> WHAT TO DO
Pick out each line in these entries that contains the string "apparition".

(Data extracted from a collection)
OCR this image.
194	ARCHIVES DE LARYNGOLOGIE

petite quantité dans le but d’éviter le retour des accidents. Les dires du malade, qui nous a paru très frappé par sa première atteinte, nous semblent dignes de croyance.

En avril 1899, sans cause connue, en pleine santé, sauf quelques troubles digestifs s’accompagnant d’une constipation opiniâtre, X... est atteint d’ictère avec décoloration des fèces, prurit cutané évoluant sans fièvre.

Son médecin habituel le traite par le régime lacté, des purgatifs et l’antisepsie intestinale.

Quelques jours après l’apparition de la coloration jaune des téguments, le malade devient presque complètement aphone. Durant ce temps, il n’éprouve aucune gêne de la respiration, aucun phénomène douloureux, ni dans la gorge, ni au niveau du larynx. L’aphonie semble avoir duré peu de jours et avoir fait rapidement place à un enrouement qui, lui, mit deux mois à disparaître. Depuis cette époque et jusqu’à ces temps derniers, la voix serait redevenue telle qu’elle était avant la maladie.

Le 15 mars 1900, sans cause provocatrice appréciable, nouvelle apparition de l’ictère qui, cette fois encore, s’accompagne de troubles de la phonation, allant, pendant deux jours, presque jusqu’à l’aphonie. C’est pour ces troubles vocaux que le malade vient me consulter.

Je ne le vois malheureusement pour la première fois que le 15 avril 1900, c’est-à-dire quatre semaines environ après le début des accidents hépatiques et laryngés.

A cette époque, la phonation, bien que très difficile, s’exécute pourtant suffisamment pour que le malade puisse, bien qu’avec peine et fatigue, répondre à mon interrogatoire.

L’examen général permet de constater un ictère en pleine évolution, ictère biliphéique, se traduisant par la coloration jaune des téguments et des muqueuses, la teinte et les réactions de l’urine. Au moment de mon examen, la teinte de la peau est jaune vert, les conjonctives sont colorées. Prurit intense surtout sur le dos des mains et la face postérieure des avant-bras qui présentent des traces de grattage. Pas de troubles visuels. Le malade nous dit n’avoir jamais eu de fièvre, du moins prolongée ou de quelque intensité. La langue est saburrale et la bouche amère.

> RESULT OF THE TASK
Quelques jours après l’apparition de la coloration jaune des téguments, le malade devient presque complètement aphone. Durant ce temps, il n’éprouve aucune gêne de la respiration, aucun phénomène douloureux, ni dans la gorge, ni au niveau du larynx. L’aphonie semble avoir duré peu de jours et avoir fait rapidement place à un enrouement qui, lui, mit deux mois à disparaître. Depuis cette époque et jusqu’à ces temps derniers, la voix serait redevenue telle qu’elle était avant la maladie.
Le 15 mars 1900, sans cause provocatrice appréciable, nouvelle apparition de l’ictère qui, cette fois encore, s’accompagne de troubles de la phonation, allant, pendant deux jours, presque jusqu’à l’aphonie. C’est pour ces troubles vocaux que le malade vient me consulter.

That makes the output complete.